**What you need to do**
Leave out the pictures and copy the remaining records exactly.

Collected data entries
|---|

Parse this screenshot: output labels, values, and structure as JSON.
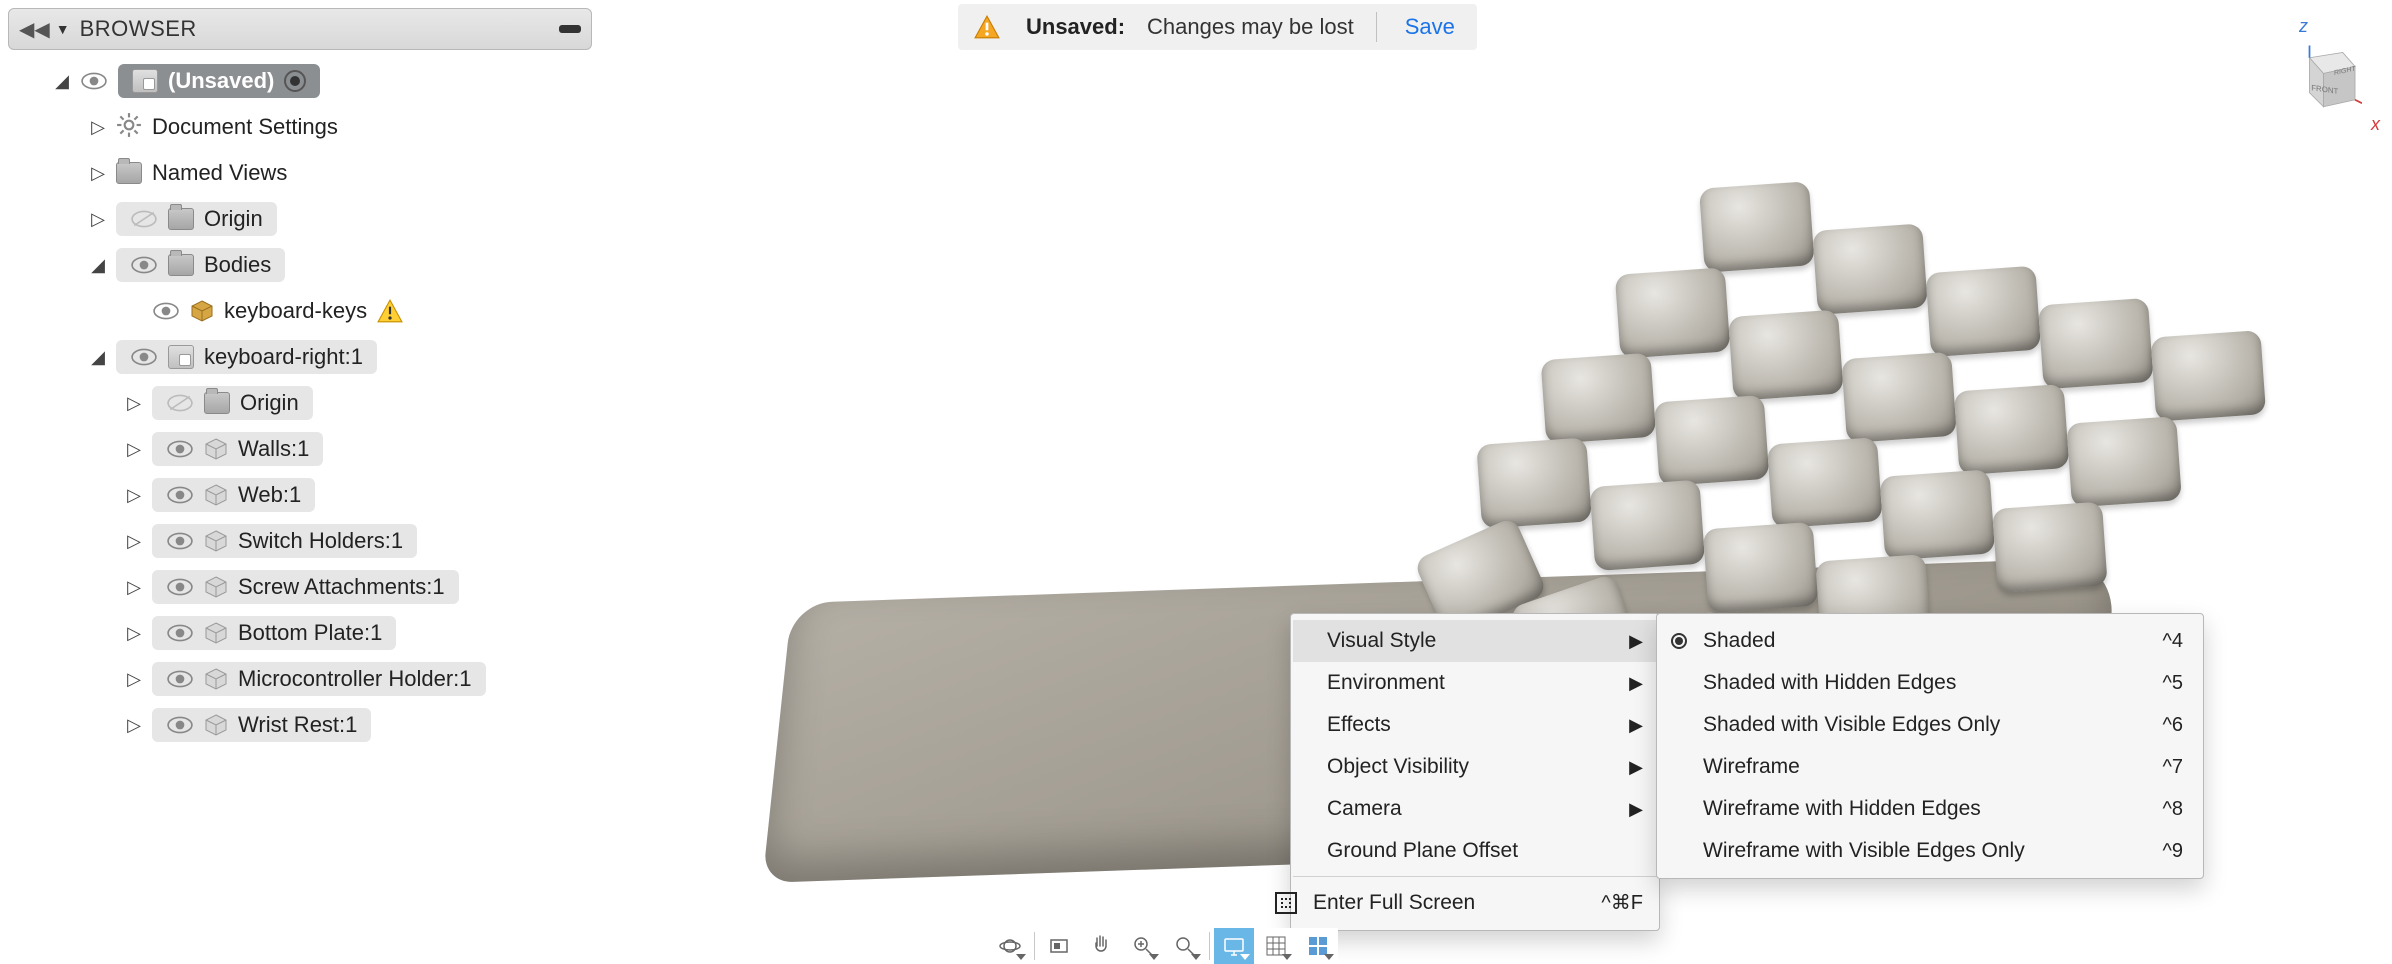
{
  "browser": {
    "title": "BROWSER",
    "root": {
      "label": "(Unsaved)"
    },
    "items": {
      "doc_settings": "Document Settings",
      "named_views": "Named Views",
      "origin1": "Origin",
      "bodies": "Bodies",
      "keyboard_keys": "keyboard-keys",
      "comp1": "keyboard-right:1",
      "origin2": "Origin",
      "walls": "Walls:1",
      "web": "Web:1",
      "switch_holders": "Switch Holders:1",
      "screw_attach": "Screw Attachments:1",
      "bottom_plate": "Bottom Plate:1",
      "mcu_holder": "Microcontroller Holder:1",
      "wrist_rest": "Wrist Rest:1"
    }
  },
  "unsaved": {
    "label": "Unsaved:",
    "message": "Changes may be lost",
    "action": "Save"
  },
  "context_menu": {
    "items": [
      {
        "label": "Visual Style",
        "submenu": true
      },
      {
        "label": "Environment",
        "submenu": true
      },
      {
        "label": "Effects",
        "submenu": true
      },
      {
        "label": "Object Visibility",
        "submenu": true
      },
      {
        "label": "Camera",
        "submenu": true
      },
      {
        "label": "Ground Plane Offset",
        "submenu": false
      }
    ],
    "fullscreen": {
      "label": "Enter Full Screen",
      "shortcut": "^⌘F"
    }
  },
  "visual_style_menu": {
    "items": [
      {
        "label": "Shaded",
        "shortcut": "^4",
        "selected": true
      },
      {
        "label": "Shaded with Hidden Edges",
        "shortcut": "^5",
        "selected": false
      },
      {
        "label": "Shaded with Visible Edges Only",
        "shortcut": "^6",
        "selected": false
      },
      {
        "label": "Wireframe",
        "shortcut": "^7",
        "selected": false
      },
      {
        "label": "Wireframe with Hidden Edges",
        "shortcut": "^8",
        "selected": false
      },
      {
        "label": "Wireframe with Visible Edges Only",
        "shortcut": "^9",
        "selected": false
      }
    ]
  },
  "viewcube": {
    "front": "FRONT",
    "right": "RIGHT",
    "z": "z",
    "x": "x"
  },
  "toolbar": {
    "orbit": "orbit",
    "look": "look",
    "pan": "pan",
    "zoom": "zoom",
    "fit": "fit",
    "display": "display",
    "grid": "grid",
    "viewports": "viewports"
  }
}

|---|

**Answer in full**
Parse this screenshot: output labels, values, and structure as JSON.
{
  "browser": {
    "title": "BROWSER",
    "root": {
      "label": "(Unsaved)"
    },
    "items": {
      "doc_settings": "Document Settings",
      "named_views": "Named Views",
      "origin1": "Origin",
      "bodies": "Bodies",
      "keyboard_keys": "keyboard-keys",
      "comp1": "keyboard-right:1",
      "origin2": "Origin",
      "walls": "Walls:1",
      "web": "Web:1",
      "switch_holders": "Switch Holders:1",
      "screw_attach": "Screw Attachments:1",
      "bottom_plate": "Bottom Plate:1",
      "mcu_holder": "Microcontroller Holder:1",
      "wrist_rest": "Wrist Rest:1"
    }
  },
  "unsaved": {
    "label": "Unsaved:",
    "message": "Changes may be lost",
    "action": "Save"
  },
  "context_menu": {
    "items": [
      {
        "label": "Visual Style",
        "submenu": true
      },
      {
        "label": "Environment",
        "submenu": true
      },
      {
        "label": "Effects",
        "submenu": true
      },
      {
        "label": "Object Visibility",
        "submenu": true
      },
      {
        "label": "Camera",
        "submenu": true
      },
      {
        "label": "Ground Plane Offset",
        "submenu": false
      }
    ],
    "fullscreen": {
      "label": "Enter Full Screen",
      "shortcut": "^⌘F"
    }
  },
  "visual_style_menu": {
    "items": [
      {
        "label": "Shaded",
        "shortcut": "^4",
        "selected": true
      },
      {
        "label": "Shaded with Hidden Edges",
        "shortcut": "^5",
        "selected": false
      },
      {
        "label": "Shaded with Visible Edges Only",
        "shortcut": "^6",
        "selected": false
      },
      {
        "label": "Wireframe",
        "shortcut": "^7",
        "selected": false
      },
      {
        "label": "Wireframe with Hidden Edges",
        "shortcut": "^8",
        "selected": false
      },
      {
        "label": "Wireframe with Visible Edges Only",
        "shortcut": "^9",
        "selected": false
      }
    ]
  },
  "viewcube": {
    "front": "FRONT",
    "right": "RIGHT",
    "z": "z",
    "x": "x"
  },
  "toolbar": {
    "orbit": "orbit",
    "look": "look",
    "pan": "pan",
    "zoom": "zoom",
    "fit": "fit",
    "display": "display",
    "grid": "grid",
    "viewports": "viewports"
  }
}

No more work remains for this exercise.